__INSTRUCTIONS FOR THE TASK__. Gather all lines with "adhuc" from the records.

--- START MATERIAL FOR THE TASK ---

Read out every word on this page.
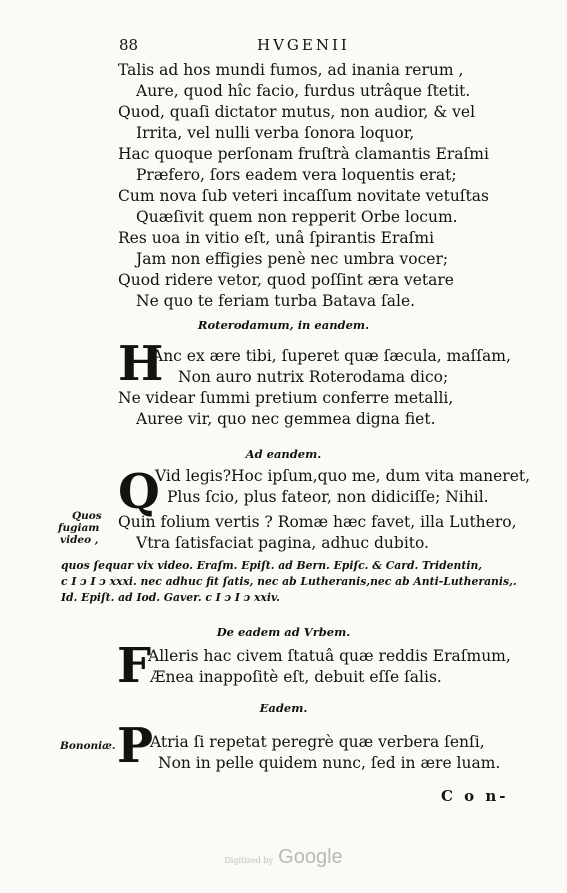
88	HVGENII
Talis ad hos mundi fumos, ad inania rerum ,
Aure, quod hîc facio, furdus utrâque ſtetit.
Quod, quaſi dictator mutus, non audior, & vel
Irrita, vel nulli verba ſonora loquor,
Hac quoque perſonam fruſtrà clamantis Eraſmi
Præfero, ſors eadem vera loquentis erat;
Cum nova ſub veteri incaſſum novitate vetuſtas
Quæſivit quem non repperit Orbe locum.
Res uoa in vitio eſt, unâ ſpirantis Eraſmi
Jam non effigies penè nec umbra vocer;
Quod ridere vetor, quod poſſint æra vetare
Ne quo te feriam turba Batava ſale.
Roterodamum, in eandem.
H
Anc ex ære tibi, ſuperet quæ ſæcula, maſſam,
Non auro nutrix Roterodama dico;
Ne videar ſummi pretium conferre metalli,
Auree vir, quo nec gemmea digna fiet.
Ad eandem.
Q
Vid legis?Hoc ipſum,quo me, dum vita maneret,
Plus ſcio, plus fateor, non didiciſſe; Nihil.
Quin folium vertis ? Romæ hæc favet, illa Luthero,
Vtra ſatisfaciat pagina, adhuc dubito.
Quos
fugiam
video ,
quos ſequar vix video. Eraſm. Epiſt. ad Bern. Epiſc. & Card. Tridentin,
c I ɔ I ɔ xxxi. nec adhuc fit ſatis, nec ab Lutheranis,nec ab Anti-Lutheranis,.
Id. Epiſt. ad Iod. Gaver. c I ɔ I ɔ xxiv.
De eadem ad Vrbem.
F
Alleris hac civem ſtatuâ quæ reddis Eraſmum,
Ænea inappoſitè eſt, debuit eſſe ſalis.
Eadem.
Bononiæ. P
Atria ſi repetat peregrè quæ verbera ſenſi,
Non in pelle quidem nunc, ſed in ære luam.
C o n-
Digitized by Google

--- END MATERIAL FOR THE TASK ---

__RESULT OF THIS TASK__.
Vtra ſatisfaciat pagina, adhuc dubito.
c I ɔ I ɔ xxxi. nec adhuc fit ſatis, nec ab Lutheranis,nec ab Anti-Lutheranis,.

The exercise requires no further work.